## WRITTEN PROBLEM
Find the lines that hold the word "created" and return them.

++++++

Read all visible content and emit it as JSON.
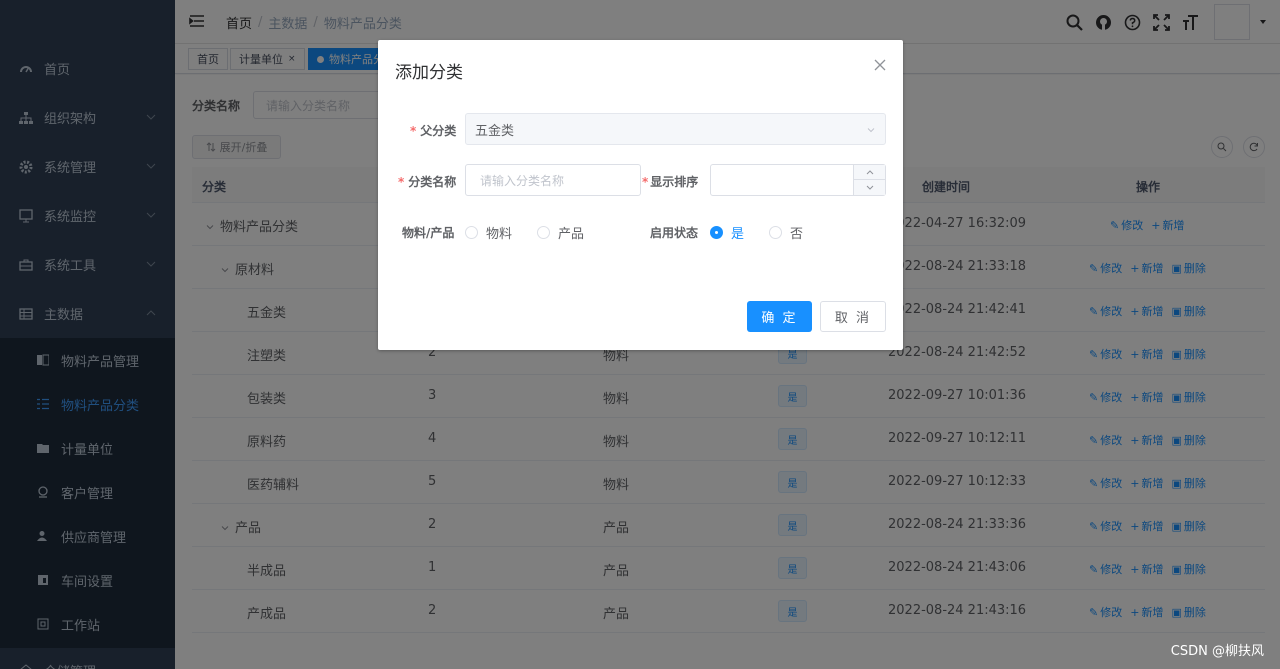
{
  "sidebar": {
    "items": [
      {
        "label": "首页",
        "icon": "dashboard-icon",
        "has_arrow": false
      },
      {
        "label": "组织架构",
        "icon": "tree-icon",
        "has_arrow": true
      },
      {
        "label": "系统管理",
        "icon": "gear-icon",
        "has_arrow": true
      },
      {
        "label": "系统监控",
        "icon": "monitor-icon",
        "has_arrow": true
      },
      {
        "label": "系统工具",
        "icon": "toolbox-icon",
        "has_arrow": true
      },
      {
        "label": "主数据",
        "icon": "table-icon",
        "has_arrow": true
      }
    ],
    "subitems": [
      {
        "label": "物料产品管理",
        "icon": "product-icon",
        "active": false
      },
      {
        "label": "物料产品分类",
        "icon": "category-icon",
        "active": true
      },
      {
        "label": "计量单位",
        "icon": "unit-icon",
        "active": false
      },
      {
        "label": "客户管理",
        "icon": "customer-icon",
        "active": false
      },
      {
        "label": "供应商管理",
        "icon": "supplier-icon",
        "active": false
      },
      {
        "label": "车间设置",
        "icon": "workshop-icon",
        "active": false
      },
      {
        "label": "工作站",
        "icon": "workstation-icon",
        "active": false
      }
    ],
    "partial_item": "仓储管理"
  },
  "header": {
    "breadcrumb": [
      "首页",
      "主数据",
      "物料产品分类"
    ],
    "separator": "/"
  },
  "tags": [
    {
      "label": "首页",
      "active": false,
      "closable": false
    },
    {
      "label": "计量单位",
      "active": false,
      "closable": true
    },
    {
      "label": "物料产品分类",
      "active": true,
      "closable": true
    }
  ],
  "search": {
    "label": "分类名称",
    "placeholder": "请输入分类名称",
    "expand_label": "展开/折叠"
  },
  "table": {
    "columns": [
      "分类",
      "创建时间",
      "操作"
    ],
    "rows": [
      {
        "name": "物料产品分类",
        "level": 0,
        "expanded": true,
        "order": "",
        "type": "",
        "enabled": "",
        "created": "2022-04-27 16:32:09",
        "ops": [
          "修改",
          "新增"
        ]
      },
      {
        "name": "原材料",
        "level": 1,
        "expanded": true,
        "order": "",
        "type": "",
        "enabled": "",
        "created": "2022-08-24 21:33:18",
        "ops": [
          "修改",
          "新增",
          "删除"
        ]
      },
      {
        "name": "五金类",
        "level": 2,
        "expanded": false,
        "order": "",
        "type": "",
        "enabled": "",
        "created": "2022-08-24 21:42:41",
        "ops": [
          "修改",
          "新增",
          "删除"
        ]
      },
      {
        "name": "注塑类",
        "level": 2,
        "expanded": false,
        "order": "2",
        "type": "物料",
        "enabled": "是",
        "created": "2022-08-24 21:42:52",
        "ops": [
          "修改",
          "新增",
          "删除"
        ]
      },
      {
        "name": "包装类",
        "level": 2,
        "expanded": false,
        "order": "3",
        "type": "物料",
        "enabled": "是",
        "created": "2022-09-27 10:01:36",
        "ops": [
          "修改",
          "新增",
          "删除"
        ]
      },
      {
        "name": "原料药",
        "level": 2,
        "expanded": false,
        "order": "4",
        "type": "物料",
        "enabled": "是",
        "created": "2022-09-27 10:12:11",
        "ops": [
          "修改",
          "新增",
          "删除"
        ]
      },
      {
        "name": "医药辅料",
        "level": 2,
        "expanded": false,
        "order": "5",
        "type": "物料",
        "enabled": "是",
        "created": "2022-09-27 10:12:33",
        "ops": [
          "修改",
          "新增",
          "删除"
        ]
      },
      {
        "name": "产品",
        "level": 1,
        "expanded": true,
        "order": "2",
        "type": "产品",
        "enabled": "是",
        "created": "2022-08-24 21:33:36",
        "ops": [
          "修改",
          "新增",
          "删除"
        ]
      },
      {
        "name": "半成品",
        "level": 2,
        "expanded": false,
        "order": "1",
        "type": "产品",
        "enabled": "是",
        "created": "2022-08-24 21:43:06",
        "ops": [
          "修改",
          "新增",
          "删除"
        ]
      },
      {
        "name": "产成品",
        "level": 2,
        "expanded": false,
        "order": "2",
        "type": "产品",
        "enabled": "是",
        "created": "2022-08-24 21:43:16",
        "ops": [
          "修改",
          "新增",
          "删除"
        ]
      }
    ]
  },
  "dialog": {
    "title": "添加分类",
    "required_mark": "*",
    "parent_label": "父分类",
    "parent_value": "五金类",
    "name_label": "分类名称",
    "name_placeholder": "请输入分类名称",
    "order_label": "显示排序",
    "order_value": "",
    "type_label": "物料/产品",
    "type_options": [
      "物料",
      "产品"
    ],
    "type_selected": "",
    "status_label": "启用状态",
    "status_options": [
      "是",
      "否"
    ],
    "status_selected": "是",
    "confirm_label": "确 定",
    "cancel_label": "取 消"
  },
  "watermark": "CSDN @柳扶风",
  "colors": {
    "sidebar_bg": "#304156",
    "submenu_bg": "#1f2d3d",
    "primary": "#1890ff",
    "required": "#f56c6c"
  }
}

++++++

## SOLUTION FOR THIS TASK
        "created": "2022-04-27 16:32:09",
        "created": "2022-08-24 21:33:18",
        "created": "2022-08-24 21:42:41",
        "created": "2022-08-24 21:42:52",
        "created": "2022-09-27 10:01:36",
        "created": "2022-09-27 10:12:11",
        "created": "2022-09-27 10:12:33",
        "created": "2022-08-24 21:33:36",
        "created": "2022-08-24 21:43:06",
        "created": "2022-08-24 21:43:16",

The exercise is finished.